- [Material to process]:
START

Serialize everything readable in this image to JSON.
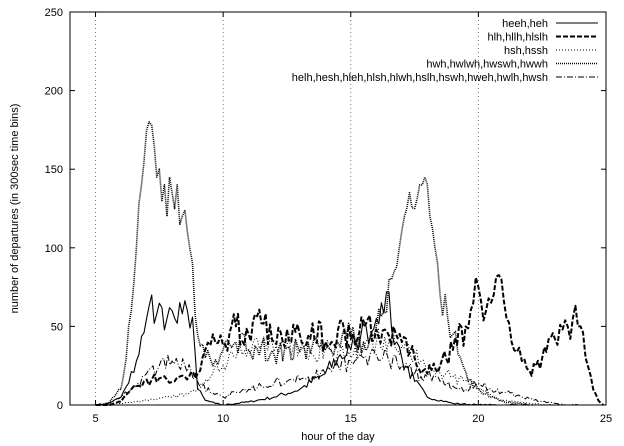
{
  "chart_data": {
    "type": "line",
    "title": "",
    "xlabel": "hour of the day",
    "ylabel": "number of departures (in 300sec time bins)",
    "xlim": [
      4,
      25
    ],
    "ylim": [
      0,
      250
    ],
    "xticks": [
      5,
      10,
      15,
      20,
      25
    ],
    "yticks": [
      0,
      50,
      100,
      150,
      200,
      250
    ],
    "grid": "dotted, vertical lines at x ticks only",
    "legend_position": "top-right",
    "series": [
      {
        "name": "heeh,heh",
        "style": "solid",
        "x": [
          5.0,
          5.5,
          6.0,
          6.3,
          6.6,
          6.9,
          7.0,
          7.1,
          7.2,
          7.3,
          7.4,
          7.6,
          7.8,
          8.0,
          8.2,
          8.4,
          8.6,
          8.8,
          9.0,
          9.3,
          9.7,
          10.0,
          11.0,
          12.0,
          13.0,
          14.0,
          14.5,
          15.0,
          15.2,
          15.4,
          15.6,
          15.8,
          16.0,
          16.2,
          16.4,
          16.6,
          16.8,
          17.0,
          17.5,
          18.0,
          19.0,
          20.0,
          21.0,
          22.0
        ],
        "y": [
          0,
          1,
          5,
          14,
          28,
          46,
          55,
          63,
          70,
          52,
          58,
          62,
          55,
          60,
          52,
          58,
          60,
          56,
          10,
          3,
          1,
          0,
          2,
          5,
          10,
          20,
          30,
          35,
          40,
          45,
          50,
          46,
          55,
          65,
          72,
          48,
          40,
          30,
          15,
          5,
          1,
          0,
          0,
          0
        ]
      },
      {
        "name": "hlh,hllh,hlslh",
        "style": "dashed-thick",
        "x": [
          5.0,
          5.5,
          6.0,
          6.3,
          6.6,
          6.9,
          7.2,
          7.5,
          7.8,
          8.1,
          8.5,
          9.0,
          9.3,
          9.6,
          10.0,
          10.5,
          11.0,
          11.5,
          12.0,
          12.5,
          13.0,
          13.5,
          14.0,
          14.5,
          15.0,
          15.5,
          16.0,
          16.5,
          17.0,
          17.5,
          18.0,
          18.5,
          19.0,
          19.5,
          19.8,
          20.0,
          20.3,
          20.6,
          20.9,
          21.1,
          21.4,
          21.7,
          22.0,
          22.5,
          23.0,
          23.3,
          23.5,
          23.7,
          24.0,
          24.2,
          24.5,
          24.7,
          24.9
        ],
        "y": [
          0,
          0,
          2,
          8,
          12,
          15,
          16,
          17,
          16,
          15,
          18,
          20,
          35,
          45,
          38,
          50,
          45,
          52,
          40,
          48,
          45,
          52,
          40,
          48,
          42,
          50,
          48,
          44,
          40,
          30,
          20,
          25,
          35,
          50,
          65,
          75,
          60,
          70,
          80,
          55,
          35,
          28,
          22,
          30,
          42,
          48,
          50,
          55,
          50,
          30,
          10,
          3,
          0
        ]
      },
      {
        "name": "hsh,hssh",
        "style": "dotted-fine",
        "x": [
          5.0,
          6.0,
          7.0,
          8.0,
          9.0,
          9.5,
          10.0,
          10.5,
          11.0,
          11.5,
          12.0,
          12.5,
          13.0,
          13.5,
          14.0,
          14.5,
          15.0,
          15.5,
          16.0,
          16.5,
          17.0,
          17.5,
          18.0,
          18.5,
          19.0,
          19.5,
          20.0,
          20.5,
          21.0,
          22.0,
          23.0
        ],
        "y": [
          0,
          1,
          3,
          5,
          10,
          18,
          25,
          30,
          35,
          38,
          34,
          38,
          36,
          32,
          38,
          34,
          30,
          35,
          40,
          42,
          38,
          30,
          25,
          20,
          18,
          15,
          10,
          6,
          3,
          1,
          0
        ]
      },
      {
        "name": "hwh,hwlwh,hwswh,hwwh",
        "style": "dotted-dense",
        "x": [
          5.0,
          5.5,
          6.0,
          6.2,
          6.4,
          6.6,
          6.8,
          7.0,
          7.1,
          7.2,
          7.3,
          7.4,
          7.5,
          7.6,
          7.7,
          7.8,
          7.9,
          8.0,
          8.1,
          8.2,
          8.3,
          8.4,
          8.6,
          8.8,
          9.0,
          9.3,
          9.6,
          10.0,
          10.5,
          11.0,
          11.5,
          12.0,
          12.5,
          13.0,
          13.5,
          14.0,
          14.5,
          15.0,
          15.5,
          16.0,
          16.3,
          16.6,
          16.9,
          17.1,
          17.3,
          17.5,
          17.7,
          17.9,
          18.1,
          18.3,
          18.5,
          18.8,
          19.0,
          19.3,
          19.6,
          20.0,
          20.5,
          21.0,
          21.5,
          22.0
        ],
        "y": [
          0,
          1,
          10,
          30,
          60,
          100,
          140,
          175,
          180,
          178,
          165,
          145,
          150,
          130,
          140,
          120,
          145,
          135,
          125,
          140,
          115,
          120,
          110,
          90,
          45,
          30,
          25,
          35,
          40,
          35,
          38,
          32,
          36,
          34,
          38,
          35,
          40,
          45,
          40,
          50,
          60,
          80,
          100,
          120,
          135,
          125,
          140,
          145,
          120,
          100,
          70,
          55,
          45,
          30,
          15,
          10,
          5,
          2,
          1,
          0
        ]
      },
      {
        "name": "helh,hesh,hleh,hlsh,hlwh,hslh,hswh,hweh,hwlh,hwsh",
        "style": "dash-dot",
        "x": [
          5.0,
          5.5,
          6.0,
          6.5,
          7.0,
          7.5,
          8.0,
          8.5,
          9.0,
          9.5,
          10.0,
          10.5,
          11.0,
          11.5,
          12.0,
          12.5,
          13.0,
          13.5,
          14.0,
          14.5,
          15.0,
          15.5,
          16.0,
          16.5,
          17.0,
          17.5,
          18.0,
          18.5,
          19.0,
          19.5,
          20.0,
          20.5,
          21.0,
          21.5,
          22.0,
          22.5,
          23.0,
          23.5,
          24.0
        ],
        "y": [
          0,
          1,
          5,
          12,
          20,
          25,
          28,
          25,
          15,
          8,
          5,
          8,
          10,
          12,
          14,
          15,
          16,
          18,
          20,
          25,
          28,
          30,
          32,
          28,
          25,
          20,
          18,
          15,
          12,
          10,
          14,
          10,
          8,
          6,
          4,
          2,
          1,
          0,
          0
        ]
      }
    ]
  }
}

END

- [What to work on]: Output all the records, word for word, with no pictures in the copy.

- [Task response]:
Serialize everything readable in this image to JSON.
{
  "chart_data": {
    "type": "line",
    "title": "",
    "xlabel": "hour of the day",
    "ylabel": "number of departures (in 300sec time bins)",
    "xlim": [
      4,
      25
    ],
    "ylim": [
      0,
      250
    ],
    "xticks": [
      5,
      10,
      15,
      20,
      25
    ],
    "yticks": [
      0,
      50,
      100,
      150,
      200,
      250
    ],
    "grid": "dotted, vertical lines at x ticks only",
    "legend_position": "top-right",
    "series": [
      {
        "name": "heeh,heh",
        "style": "solid",
        "x": [
          5.0,
          5.5,
          6.0,
          6.3,
          6.6,
          6.9,
          7.0,
          7.1,
          7.2,
          7.3,
          7.4,
          7.6,
          7.8,
          8.0,
          8.2,
          8.4,
          8.6,
          8.8,
          9.0,
          9.3,
          9.7,
          10.0,
          11.0,
          12.0,
          13.0,
          14.0,
          14.5,
          15.0,
          15.2,
          15.4,
          15.6,
          15.8,
          16.0,
          16.2,
          16.4,
          16.6,
          16.8,
          17.0,
          17.5,
          18.0,
          19.0,
          20.0,
          21.0,
          22.0
        ],
        "y": [
          0,
          1,
          5,
          14,
          28,
          46,
          55,
          63,
          70,
          52,
          58,
          62,
          55,
          60,
          52,
          58,
          60,
          56,
          10,
          3,
          1,
          0,
          2,
          5,
          10,
          20,
          30,
          35,
          40,
          45,
          50,
          46,
          55,
          65,
          72,
          48,
          40,
          30,
          15,
          5,
          1,
          0,
          0,
          0
        ]
      },
      {
        "name": "hlh,hllh,hlslh",
        "style": "dashed-thick",
        "x": [
          5.0,
          5.5,
          6.0,
          6.3,
          6.6,
          6.9,
          7.2,
          7.5,
          7.8,
          8.1,
          8.5,
          9.0,
          9.3,
          9.6,
          10.0,
          10.5,
          11.0,
          11.5,
          12.0,
          12.5,
          13.0,
          13.5,
          14.0,
          14.5,
          15.0,
          15.5,
          16.0,
          16.5,
          17.0,
          17.5,
          18.0,
          18.5,
          19.0,
          19.5,
          19.8,
          20.0,
          20.3,
          20.6,
          20.9,
          21.1,
          21.4,
          21.7,
          22.0,
          22.5,
          23.0,
          23.3,
          23.5,
          23.7,
          24.0,
          24.2,
          24.5,
          24.7,
          24.9
        ],
        "y": [
          0,
          0,
          2,
          8,
          12,
          15,
          16,
          17,
          16,
          15,
          18,
          20,
          35,
          45,
          38,
          50,
          45,
          52,
          40,
          48,
          45,
          52,
          40,
          48,
          42,
          50,
          48,
          44,
          40,
          30,
          20,
          25,
          35,
          50,
          65,
          75,
          60,
          70,
          80,
          55,
          35,
          28,
          22,
          30,
          42,
          48,
          50,
          55,
          50,
          30,
          10,
          3,
          0
        ]
      },
      {
        "name": "hsh,hssh",
        "style": "dotted-fine",
        "x": [
          5.0,
          6.0,
          7.0,
          8.0,
          9.0,
          9.5,
          10.0,
          10.5,
          11.0,
          11.5,
          12.0,
          12.5,
          13.0,
          13.5,
          14.0,
          14.5,
          15.0,
          15.5,
          16.0,
          16.5,
          17.0,
          17.5,
          18.0,
          18.5,
          19.0,
          19.5,
          20.0,
          20.5,
          21.0,
          22.0,
          23.0
        ],
        "y": [
          0,
          1,
          3,
          5,
          10,
          18,
          25,
          30,
          35,
          38,
          34,
          38,
          36,
          32,
          38,
          34,
          30,
          35,
          40,
          42,
          38,
          30,
          25,
          20,
          18,
          15,
          10,
          6,
          3,
          1,
          0
        ]
      },
      {
        "name": "hwh,hwlwh,hwswh,hwwh",
        "style": "dotted-dense",
        "x": [
          5.0,
          5.5,
          6.0,
          6.2,
          6.4,
          6.6,
          6.8,
          7.0,
          7.1,
          7.2,
          7.3,
          7.4,
          7.5,
          7.6,
          7.7,
          7.8,
          7.9,
          8.0,
          8.1,
          8.2,
          8.3,
          8.4,
          8.6,
          8.8,
          9.0,
          9.3,
          9.6,
          10.0,
          10.5,
          11.0,
          11.5,
          12.0,
          12.5,
          13.0,
          13.5,
          14.0,
          14.5,
          15.0,
          15.5,
          16.0,
          16.3,
          16.6,
          16.9,
          17.1,
          17.3,
          17.5,
          17.7,
          17.9,
          18.1,
          18.3,
          18.5,
          18.8,
          19.0,
          19.3,
          19.6,
          20.0,
          20.5,
          21.0,
          21.5,
          22.0
        ],
        "y": [
          0,
          1,
          10,
          30,
          60,
          100,
          140,
          175,
          180,
          178,
          165,
          145,
          150,
          130,
          140,
          120,
          145,
          135,
          125,
          140,
          115,
          120,
          110,
          90,
          45,
          30,
          25,
          35,
          40,
          35,
          38,
          32,
          36,
          34,
          38,
          35,
          40,
          45,
          40,
          50,
          60,
          80,
          100,
          120,
          135,
          125,
          140,
          145,
          120,
          100,
          70,
          55,
          45,
          30,
          15,
          10,
          5,
          2,
          1,
          0
        ]
      },
      {
        "name": "helh,hesh,hleh,hlsh,hlwh,hslh,hswh,hweh,hwlh,hwsh",
        "style": "dash-dot",
        "x": [
          5.0,
          5.5,
          6.0,
          6.5,
          7.0,
          7.5,
          8.0,
          8.5,
          9.0,
          9.5,
          10.0,
          10.5,
          11.0,
          11.5,
          12.0,
          12.5,
          13.0,
          13.5,
          14.0,
          14.5,
          15.0,
          15.5,
          16.0,
          16.5,
          17.0,
          17.5,
          18.0,
          18.5,
          19.0,
          19.5,
          20.0,
          20.5,
          21.0,
          21.5,
          22.0,
          22.5,
          23.0,
          23.5,
          24.0
        ],
        "y": [
          0,
          1,
          5,
          12,
          20,
          25,
          28,
          25,
          15,
          8,
          5,
          8,
          10,
          12,
          14,
          15,
          16,
          18,
          20,
          25,
          28,
          30,
          32,
          28,
          25,
          20,
          18,
          15,
          12,
          10,
          14,
          10,
          8,
          6,
          4,
          2,
          1,
          0,
          0
        ]
      }
    ]
  }
}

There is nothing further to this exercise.